— start of PROVIDED MATERIAL —

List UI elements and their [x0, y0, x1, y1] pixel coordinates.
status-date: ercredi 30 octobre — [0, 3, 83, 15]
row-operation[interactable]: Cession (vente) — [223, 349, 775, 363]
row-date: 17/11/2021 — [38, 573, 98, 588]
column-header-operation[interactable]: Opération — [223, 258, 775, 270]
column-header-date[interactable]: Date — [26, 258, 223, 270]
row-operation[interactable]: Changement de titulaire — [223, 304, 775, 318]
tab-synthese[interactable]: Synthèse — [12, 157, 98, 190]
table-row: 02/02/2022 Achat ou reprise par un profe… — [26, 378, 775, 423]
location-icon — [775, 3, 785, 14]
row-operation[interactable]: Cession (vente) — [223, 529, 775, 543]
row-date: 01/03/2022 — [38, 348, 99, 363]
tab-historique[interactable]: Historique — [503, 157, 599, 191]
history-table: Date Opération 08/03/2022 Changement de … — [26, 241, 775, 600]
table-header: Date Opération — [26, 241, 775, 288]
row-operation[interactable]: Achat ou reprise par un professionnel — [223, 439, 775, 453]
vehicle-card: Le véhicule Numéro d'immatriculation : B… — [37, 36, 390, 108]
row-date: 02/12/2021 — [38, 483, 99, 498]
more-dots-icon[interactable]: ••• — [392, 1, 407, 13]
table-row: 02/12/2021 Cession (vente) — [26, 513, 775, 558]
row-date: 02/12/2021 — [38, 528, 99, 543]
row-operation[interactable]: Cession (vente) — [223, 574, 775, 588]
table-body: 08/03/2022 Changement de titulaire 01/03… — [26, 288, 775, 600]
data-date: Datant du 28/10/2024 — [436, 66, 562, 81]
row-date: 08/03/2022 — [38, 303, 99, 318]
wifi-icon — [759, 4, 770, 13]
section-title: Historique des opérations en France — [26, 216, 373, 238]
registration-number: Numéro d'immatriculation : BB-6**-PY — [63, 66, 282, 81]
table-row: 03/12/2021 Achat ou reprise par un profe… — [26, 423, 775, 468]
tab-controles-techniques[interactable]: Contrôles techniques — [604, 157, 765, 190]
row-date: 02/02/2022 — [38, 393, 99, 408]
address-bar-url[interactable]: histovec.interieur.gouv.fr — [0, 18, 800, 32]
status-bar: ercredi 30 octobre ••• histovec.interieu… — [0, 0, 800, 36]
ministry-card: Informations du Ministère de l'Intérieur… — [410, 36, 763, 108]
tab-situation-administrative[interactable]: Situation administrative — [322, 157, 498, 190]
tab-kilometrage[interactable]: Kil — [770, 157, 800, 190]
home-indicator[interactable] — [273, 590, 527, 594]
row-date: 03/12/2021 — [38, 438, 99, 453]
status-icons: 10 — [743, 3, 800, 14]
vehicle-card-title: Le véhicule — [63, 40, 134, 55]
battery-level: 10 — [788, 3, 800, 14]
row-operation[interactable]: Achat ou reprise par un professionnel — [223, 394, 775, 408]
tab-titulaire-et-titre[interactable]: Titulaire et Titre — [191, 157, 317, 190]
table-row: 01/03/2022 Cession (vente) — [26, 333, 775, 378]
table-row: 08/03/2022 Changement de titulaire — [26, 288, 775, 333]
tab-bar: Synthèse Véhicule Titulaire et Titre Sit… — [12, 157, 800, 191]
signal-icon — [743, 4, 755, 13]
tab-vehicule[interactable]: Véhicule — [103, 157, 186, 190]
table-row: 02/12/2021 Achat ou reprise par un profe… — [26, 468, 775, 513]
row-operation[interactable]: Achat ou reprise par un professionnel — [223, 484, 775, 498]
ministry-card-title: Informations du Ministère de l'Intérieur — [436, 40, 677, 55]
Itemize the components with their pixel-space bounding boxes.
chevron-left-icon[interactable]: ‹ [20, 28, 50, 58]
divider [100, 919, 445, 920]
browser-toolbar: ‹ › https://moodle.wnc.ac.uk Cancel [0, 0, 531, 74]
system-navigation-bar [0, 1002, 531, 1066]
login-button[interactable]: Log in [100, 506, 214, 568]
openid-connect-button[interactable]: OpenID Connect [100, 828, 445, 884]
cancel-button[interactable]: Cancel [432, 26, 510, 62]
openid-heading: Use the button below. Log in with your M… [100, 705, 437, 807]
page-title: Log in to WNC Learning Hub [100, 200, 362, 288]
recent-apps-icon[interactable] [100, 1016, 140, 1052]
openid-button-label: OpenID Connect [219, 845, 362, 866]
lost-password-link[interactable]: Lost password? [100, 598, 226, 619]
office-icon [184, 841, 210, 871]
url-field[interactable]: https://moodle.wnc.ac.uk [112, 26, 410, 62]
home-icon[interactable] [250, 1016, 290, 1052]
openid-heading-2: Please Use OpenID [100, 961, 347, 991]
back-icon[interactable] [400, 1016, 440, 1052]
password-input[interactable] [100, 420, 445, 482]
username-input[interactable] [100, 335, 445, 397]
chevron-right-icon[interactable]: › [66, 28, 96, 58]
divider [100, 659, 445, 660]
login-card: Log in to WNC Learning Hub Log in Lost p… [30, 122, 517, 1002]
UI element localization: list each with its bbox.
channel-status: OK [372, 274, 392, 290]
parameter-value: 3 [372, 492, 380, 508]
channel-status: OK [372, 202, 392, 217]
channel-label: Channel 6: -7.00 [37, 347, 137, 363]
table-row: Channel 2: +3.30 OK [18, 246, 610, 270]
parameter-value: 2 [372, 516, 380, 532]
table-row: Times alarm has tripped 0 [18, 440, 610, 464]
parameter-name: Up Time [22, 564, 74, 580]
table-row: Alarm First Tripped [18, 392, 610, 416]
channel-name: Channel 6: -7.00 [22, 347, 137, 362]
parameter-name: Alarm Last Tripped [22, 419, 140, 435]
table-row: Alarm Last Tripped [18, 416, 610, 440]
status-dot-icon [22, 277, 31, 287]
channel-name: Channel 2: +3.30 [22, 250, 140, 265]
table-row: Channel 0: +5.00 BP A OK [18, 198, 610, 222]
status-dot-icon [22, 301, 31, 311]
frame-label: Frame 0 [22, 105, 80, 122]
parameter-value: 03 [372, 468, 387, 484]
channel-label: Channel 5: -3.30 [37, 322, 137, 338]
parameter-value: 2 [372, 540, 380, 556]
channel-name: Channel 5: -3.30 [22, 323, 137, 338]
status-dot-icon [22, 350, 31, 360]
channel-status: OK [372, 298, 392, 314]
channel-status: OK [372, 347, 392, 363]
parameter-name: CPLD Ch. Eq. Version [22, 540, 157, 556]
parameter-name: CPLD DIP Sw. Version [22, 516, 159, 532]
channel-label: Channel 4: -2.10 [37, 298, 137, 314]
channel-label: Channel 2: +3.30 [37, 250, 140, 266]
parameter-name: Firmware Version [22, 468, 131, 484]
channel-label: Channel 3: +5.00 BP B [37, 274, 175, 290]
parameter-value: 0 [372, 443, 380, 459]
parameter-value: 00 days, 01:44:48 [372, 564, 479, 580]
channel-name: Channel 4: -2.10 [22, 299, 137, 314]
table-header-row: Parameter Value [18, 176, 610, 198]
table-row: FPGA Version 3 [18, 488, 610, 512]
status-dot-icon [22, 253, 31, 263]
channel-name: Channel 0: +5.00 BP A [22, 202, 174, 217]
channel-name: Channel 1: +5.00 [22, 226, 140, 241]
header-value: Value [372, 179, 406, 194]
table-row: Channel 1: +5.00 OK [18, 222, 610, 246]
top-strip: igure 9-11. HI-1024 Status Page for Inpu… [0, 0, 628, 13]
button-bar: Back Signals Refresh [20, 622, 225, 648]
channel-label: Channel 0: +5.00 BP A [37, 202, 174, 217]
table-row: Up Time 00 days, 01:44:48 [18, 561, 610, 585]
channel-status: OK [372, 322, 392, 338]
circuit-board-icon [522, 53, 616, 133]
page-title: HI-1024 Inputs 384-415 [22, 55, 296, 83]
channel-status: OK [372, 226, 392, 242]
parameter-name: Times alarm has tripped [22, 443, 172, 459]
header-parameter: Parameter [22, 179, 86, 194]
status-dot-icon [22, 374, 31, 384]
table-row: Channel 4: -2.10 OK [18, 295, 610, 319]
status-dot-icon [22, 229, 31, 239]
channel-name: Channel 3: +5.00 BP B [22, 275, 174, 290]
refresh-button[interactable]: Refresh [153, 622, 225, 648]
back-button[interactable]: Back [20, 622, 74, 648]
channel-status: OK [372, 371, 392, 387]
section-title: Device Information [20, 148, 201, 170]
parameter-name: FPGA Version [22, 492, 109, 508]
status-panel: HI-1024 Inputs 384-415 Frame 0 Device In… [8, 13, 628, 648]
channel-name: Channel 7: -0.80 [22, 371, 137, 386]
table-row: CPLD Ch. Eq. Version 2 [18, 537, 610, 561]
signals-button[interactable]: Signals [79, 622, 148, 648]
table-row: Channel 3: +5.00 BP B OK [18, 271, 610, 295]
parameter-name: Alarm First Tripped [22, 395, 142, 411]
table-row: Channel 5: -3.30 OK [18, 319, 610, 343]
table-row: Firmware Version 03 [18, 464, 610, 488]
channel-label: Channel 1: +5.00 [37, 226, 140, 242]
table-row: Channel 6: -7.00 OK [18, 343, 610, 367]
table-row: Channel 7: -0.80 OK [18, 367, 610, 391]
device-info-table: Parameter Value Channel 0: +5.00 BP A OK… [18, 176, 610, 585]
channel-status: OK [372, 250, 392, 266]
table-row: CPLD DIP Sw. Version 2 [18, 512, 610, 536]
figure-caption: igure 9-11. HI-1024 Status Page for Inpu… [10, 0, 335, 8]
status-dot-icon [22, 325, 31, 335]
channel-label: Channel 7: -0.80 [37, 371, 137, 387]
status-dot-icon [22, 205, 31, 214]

— end of PROVIDED MATERIAL —

▶ STATED GOAL: Please reproduce the data word for word, starting at its first line and stopping after the line that contains "column-header-operation[interactable]: Opération —", with both of those lines included.

▶ EXERCISE OUTPUT:
List UI elements and their [x0, y0, x1, y1] pixel coordinates.
status-date: ercredi 30 octobre — [0, 3, 83, 15]
row-operation[interactable]: Cession (vente) — [223, 349, 775, 363]
row-date: 17/11/2021 — [38, 573, 98, 588]
column-header-operation[interactable]: Opération — [223, 258, 775, 270]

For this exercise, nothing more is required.